**To be done**. Assemble all lines in which the string "zapasowa" appears.
* * *
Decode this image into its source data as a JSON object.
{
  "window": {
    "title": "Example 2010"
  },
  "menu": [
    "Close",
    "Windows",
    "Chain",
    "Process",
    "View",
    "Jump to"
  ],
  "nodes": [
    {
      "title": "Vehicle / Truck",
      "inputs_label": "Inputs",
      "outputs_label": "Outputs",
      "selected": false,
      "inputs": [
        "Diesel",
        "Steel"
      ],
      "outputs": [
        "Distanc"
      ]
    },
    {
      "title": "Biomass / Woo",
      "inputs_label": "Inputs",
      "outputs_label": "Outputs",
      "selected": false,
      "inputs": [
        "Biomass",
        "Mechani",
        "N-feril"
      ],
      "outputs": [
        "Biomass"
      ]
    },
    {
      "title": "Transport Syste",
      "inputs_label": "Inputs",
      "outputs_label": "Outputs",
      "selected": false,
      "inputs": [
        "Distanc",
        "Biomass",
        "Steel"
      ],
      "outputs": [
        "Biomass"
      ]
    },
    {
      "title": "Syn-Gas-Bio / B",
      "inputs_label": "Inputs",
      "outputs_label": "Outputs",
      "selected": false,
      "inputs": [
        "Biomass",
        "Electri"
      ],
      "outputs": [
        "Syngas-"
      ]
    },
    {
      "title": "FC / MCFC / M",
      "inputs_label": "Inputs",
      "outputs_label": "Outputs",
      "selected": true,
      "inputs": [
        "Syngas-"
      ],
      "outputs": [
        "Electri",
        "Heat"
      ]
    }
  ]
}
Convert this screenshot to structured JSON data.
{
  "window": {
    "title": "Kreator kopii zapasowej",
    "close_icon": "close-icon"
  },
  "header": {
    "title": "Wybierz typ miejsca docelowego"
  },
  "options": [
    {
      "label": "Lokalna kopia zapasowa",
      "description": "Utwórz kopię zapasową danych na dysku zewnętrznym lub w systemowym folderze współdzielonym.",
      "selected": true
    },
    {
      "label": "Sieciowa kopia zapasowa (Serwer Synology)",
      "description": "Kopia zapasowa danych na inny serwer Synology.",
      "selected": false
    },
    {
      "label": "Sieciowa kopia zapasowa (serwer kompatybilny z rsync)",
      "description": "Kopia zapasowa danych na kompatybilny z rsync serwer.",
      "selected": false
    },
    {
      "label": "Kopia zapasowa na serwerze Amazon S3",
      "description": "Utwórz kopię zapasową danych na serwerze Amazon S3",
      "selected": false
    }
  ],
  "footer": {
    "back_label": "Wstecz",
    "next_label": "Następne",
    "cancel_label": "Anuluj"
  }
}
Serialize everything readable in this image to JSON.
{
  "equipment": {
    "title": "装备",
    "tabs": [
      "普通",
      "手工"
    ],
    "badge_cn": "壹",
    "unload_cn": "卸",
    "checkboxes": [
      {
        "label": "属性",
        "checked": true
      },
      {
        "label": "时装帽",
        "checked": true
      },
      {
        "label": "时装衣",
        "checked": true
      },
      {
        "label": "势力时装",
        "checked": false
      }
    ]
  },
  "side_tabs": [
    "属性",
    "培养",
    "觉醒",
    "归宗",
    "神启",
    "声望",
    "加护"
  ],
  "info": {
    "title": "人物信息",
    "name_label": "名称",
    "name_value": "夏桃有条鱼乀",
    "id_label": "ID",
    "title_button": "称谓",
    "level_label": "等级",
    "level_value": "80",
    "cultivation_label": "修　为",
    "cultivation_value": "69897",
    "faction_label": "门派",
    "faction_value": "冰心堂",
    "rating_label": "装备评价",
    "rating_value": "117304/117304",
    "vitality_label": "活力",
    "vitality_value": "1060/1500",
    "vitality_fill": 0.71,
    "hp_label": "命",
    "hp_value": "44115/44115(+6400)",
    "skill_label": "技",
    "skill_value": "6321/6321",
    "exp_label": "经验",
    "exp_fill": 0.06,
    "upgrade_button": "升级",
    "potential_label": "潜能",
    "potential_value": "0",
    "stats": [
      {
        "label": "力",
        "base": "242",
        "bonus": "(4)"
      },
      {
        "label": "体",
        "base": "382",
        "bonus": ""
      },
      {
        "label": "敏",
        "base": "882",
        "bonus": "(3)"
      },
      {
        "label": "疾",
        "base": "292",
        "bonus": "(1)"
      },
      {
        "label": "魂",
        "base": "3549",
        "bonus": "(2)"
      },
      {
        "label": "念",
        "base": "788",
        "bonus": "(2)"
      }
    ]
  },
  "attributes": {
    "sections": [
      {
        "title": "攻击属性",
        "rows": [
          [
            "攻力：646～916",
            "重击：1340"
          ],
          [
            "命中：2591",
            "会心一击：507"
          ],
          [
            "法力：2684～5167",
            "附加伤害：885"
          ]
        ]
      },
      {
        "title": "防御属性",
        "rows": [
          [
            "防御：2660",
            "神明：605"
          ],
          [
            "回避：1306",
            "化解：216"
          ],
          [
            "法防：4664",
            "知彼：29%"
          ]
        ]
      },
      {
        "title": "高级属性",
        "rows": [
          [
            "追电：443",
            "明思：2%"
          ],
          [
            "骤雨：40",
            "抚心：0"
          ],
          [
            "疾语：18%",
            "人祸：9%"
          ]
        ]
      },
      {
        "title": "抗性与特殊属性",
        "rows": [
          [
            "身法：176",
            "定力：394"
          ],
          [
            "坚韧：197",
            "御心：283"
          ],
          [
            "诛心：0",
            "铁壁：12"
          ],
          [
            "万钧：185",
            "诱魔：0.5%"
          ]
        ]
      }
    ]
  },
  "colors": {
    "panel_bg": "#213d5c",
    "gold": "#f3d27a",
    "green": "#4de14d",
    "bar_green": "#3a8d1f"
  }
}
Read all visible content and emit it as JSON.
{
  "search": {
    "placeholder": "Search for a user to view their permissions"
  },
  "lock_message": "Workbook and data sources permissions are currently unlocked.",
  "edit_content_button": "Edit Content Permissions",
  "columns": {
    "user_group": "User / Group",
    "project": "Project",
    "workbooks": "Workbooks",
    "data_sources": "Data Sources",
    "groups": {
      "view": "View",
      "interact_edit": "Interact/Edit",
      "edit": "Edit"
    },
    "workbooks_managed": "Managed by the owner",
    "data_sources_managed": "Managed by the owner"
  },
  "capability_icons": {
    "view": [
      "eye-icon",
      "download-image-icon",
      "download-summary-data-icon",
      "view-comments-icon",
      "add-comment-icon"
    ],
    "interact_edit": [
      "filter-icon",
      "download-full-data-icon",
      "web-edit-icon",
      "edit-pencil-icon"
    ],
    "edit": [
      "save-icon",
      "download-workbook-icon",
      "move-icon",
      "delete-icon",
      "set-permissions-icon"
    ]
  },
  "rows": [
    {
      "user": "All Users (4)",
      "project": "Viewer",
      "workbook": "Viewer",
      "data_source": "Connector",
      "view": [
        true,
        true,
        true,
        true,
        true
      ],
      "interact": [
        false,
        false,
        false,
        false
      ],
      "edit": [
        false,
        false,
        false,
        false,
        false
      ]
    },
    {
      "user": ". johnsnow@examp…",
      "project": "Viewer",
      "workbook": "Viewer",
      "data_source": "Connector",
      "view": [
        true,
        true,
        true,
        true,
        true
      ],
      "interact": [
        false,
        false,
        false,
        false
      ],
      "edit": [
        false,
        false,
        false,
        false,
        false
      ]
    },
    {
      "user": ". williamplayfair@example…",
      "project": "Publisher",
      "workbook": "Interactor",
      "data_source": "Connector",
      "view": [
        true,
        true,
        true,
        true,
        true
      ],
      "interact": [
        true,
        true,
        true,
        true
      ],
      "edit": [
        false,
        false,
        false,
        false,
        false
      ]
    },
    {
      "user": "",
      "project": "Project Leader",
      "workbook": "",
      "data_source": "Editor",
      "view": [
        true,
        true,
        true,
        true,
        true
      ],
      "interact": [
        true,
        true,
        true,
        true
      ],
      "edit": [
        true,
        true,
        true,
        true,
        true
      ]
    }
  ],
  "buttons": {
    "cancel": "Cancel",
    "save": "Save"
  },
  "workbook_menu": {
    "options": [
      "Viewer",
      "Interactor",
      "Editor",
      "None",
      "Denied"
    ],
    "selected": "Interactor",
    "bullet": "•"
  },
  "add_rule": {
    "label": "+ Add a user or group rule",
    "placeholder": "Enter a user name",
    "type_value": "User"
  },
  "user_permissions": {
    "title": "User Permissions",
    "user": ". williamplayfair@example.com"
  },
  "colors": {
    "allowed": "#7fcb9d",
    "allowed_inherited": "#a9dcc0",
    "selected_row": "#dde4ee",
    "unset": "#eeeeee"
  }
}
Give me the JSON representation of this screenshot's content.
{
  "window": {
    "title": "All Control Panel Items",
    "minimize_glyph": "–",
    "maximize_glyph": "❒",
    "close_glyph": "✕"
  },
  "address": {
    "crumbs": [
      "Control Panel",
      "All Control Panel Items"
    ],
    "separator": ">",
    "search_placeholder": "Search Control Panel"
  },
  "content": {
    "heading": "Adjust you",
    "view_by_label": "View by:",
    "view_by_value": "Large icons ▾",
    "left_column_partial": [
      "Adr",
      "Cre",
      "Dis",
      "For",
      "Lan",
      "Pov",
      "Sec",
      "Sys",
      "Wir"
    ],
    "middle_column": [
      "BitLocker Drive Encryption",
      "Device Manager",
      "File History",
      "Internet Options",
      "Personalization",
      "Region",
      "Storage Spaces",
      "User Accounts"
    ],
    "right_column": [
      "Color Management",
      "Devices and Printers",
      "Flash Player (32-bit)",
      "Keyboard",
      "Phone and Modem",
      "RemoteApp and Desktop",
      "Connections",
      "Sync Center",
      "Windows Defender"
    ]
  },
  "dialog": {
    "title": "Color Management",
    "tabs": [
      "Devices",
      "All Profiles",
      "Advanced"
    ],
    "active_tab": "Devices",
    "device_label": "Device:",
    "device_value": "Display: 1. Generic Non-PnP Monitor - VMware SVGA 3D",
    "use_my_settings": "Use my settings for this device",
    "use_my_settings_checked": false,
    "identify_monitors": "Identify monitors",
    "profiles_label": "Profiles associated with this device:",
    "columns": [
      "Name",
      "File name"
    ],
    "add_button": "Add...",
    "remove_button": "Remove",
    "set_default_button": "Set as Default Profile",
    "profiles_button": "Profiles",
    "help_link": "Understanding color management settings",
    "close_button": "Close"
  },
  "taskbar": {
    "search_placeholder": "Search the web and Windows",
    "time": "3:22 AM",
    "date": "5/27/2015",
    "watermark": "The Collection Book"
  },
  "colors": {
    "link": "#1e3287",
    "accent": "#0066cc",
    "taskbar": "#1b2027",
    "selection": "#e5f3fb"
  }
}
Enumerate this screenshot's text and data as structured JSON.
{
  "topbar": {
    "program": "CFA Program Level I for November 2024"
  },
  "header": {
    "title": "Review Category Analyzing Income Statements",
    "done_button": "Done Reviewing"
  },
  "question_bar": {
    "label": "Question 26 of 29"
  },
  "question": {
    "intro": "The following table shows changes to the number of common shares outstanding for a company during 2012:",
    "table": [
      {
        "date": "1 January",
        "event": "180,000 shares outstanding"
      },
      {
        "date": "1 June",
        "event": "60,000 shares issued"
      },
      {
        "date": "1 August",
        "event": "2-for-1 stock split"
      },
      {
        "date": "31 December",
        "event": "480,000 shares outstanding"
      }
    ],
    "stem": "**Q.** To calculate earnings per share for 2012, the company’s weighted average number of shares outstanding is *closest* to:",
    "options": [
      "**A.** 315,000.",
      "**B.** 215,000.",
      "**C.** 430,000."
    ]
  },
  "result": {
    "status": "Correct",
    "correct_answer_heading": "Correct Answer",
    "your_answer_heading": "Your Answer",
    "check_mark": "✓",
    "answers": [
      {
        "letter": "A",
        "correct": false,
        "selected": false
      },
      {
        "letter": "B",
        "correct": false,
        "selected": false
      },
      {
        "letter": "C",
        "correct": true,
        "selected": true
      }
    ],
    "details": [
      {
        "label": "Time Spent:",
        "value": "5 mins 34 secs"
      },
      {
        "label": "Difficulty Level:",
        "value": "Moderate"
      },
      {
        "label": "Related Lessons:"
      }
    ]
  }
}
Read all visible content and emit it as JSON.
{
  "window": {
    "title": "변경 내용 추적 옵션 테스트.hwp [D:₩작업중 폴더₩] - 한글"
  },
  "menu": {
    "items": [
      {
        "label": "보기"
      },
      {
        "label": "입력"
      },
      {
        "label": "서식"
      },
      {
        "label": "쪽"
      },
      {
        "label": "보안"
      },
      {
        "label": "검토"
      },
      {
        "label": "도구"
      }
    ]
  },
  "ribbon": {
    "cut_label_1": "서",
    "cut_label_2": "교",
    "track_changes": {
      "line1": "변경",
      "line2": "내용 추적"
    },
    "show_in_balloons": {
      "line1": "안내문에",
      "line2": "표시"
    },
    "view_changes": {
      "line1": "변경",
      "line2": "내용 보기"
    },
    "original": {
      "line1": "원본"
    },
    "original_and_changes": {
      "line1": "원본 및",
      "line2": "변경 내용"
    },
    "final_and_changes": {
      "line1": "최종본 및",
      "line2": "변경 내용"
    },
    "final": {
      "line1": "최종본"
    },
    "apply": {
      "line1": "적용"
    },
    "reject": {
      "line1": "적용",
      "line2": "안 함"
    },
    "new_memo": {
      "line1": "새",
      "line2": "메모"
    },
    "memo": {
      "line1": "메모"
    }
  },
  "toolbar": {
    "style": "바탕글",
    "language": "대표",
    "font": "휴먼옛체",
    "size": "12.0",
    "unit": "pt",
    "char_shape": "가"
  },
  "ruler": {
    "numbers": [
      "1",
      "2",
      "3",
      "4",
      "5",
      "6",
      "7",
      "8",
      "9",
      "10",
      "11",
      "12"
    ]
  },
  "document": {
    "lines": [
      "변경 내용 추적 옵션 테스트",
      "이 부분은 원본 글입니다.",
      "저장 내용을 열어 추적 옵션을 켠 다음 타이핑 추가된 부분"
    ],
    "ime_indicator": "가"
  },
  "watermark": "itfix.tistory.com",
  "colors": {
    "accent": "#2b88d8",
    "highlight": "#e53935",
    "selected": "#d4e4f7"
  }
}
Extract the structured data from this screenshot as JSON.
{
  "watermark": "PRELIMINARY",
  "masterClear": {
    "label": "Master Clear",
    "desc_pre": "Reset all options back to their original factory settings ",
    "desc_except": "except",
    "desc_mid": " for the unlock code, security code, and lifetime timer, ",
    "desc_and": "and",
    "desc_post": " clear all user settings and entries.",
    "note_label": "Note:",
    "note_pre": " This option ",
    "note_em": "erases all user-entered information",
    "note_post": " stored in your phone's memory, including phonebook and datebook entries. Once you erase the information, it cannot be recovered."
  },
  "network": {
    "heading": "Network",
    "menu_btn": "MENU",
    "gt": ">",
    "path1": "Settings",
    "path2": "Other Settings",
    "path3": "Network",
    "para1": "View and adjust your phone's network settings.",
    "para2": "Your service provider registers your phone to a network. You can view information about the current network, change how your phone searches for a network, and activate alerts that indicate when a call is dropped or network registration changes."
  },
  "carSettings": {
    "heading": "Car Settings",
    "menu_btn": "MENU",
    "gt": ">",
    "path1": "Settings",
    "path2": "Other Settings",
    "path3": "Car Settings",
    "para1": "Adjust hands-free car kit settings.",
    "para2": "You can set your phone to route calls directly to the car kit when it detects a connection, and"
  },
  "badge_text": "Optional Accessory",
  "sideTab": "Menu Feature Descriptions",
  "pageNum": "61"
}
* * *
**Expected answer**.
      "label": "Lokalna kopia zapasowa",
      "label": "Sieciowa kopia zapasowa (Serwer Synology)",
      "description": "Kopia zapasowa danych na inny serwer Synology.",
      "label": "Sieciowa kopia zapasowa (serwer kompatybilny z rsync)",
      "description": "Kopia zapasowa danych na kompatybilny z rsync serwer.",
      "label": "Kopia zapasowa na serwerze Amazon S3",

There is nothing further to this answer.